All of the material below is to be retyped exactly.

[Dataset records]
*****

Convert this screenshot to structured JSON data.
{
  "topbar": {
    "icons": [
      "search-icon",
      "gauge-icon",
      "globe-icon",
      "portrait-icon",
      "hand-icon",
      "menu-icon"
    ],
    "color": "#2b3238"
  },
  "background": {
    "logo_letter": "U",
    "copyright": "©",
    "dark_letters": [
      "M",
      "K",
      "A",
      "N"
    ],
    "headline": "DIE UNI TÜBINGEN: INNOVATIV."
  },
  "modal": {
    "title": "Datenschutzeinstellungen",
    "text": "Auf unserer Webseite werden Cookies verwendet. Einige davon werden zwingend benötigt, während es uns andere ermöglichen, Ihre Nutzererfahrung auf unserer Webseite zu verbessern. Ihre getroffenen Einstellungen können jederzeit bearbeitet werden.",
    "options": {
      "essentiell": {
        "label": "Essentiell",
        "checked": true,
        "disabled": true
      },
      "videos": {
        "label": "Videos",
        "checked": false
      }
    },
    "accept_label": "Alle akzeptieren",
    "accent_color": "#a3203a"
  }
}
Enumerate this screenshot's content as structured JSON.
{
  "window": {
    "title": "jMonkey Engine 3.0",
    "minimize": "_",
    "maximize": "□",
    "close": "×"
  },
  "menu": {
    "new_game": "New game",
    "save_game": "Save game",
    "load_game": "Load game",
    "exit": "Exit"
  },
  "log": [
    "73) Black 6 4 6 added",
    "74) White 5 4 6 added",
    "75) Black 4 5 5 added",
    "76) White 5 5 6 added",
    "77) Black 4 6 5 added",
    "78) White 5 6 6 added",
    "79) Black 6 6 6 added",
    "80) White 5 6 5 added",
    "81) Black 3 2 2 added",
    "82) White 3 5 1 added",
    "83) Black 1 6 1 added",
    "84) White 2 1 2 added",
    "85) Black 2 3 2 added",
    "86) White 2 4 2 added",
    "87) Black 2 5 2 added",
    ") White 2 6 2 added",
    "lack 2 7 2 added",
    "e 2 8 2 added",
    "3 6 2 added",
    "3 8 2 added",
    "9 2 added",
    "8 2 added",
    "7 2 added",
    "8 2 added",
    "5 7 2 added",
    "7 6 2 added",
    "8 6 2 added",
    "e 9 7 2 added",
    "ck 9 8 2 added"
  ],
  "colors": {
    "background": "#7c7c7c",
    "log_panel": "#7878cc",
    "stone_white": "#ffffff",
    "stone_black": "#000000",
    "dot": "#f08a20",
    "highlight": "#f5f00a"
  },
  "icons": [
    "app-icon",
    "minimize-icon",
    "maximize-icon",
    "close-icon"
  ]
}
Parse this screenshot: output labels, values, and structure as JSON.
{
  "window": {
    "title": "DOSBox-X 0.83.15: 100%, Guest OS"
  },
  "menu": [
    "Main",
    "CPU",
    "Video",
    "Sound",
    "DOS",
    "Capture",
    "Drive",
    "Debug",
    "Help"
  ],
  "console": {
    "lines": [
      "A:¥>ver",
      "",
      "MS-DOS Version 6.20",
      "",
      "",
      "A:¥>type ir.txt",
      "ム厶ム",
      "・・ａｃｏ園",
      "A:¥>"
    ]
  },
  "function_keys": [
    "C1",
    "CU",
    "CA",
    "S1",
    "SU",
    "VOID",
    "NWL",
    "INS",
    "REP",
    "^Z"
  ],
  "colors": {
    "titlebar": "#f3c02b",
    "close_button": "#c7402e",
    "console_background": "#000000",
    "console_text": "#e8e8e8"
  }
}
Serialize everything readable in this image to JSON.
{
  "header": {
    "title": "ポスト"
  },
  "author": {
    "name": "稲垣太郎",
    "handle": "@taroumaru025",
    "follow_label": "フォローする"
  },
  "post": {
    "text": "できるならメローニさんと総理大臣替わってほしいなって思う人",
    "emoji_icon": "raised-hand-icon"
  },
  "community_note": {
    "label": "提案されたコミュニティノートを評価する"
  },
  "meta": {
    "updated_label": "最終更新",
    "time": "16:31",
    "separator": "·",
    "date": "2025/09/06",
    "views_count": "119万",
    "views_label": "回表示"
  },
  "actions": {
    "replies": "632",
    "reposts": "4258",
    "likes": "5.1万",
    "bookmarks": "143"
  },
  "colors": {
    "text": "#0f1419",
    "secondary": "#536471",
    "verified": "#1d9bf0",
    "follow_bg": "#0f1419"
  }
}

*****

## SOLUTION BELOW
Convert this screenshot to structured JSON data.
{
  "topbar": {
    "icons": [
      "search-icon",
      "gauge-icon",
      "globe-icon",
      "portrait-icon",
      "hand-icon",
      "menu-icon"
    ],
    "color": "#2b3238"
  },
  "background": {
    "logo_letter": "U",
    "copyright": "©",
    "dark_letters": [
      "M",
      "K",
      "A",
      "N"
    ],
    "headline": "DIE UNI TÜBINGEN: INNOVATIV."
  },
  "modal": {
    "title": "Datenschutzeinstellungen",
    "text": "Auf unserer Webseite werden Cookies verwendet. Einige davon werden zwingend benötigt, während es uns andere ermöglichen, Ihre Nutzererfahrung auf unserer Webseite zu verbessern. Ihre getroffenen Einstellungen können jederzeit bearbeitet werden.",
    "options": {
      "essentiell": {
        "label": "Essentiell",
        "checked": true,
        "disabled": true
      },
      "videos": {
        "label": "Videos",
        "checked": false
      }
    },
    "accept_label": "Alle akzeptieren",
    "accent_color": "#a3203a"
  }
}
Enumerate this screenshot's content as structured JSON.
{
  "window": {
    "title": "jMonkey Engine 3.0",
    "minimize": "_",
    "maximize": "□",
    "close": "×"
  },
  "menu": {
    "new_game": "New game",
    "save_game": "Save game",
    "load_game": "Load game",
    "exit": "Exit"
  },
  "log": [
    "73) Black 6 4 6 added",
    "74) White 5 4 6 added",
    "75) Black 4 5 5 added",
    "76) White 5 5 6 added",
    "77) Black 4 6 5 added",
    "78) White 5 6 6 added",
    "79) Black 6 6 6 added",
    "80) White 5 6 5 added",
    "81) Black 3 2 2 added",
    "82) White 3 5 1 added",
    "83) Black 1 6 1 added",
    "84) White 2 1 2 added",
    "85) Black 2 3 2 added",
    "86) White 2 4 2 added",
    "87) Black 2 5 2 added",
    ") White 2 6 2 added",
    "lack 2 7 2 added",
    "e 2 8 2 added",
    "3 6 2 added",
    "3 8 2 added",
    "9 2 added",
    "8 2 added",
    "7 2 added",
    "8 2 added",
    "5 7 2 added",
    "7 6 2 added",
    "8 6 2 added",
    "e 9 7 2 added",
    "ck 9 8 2 added"
  ],
  "colors": {
    "background": "#7c7c7c",
    "log_panel": "#7878cc",
    "stone_white": "#ffffff",
    "stone_black": "#000000",
    "dot": "#f08a20",
    "highlight": "#f5f00a"
  },
  "icons": [
    "app-icon",
    "minimize-icon",
    "maximize-icon",
    "close-icon"
  ]
}
Parse this screenshot: output labels, values, and structure as JSON.
{
  "window": {
    "title": "DOSBox-X 0.83.15: 100%, Guest OS"
  },
  "menu": [
    "Main",
    "CPU",
    "Video",
    "Sound",
    "DOS",
    "Capture",
    "Drive",
    "Debug",
    "Help"
  ],
  "console": {
    "lines": [
      "A:¥>ver",
      "",
      "MS-DOS Version 6.20",
      "",
      "",
      "A:¥>type ir.txt",
      "ム厶ム",
      "・・ａｃｏ園",
      "A:¥>"
    ]
  },
  "function_keys": [
    "C1",
    "CU",
    "CA",
    "S1",
    "SU",
    "VOID",
    "NWL",
    "INS",
    "REP",
    "^Z"
  ],
  "colors": {
    "titlebar": "#f3c02b",
    "close_button": "#c7402e",
    "console_background": "#000000",
    "console_text": "#e8e8e8"
  }
}
Serialize everything readable in this image to JSON.
{
  "header": {
    "title": "ポスト"
  },
  "author": {
    "name": "稲垣太郎",
    "handle": "@taroumaru025",
    "follow_label": "フォローする"
  },
  "post": {
    "text": "できるならメローニさんと総理大臣替わってほしいなって思う人",
    "emoji_icon": "raised-hand-icon"
  },
  "community_note": {
    "label": "提案されたコミュニティノートを評価する"
  },
  "meta": {
    "updated_label": "最終更新",
    "time": "16:31",
    "separator": "·",
    "date": "2025/09/06",
    "views_count": "119万",
    "views_label": "回表示"
  },
  "actions": {
    "replies": "632",
    "reposts": "4258",
    "likes": "5.1万",
    "bookmarks": "143"
  },
  "colors": {
    "text": "#0f1419",
    "secondary": "#536471",
    "verified": "#1d9bf0",
    "follow_bg": "#0f1419"
  }
}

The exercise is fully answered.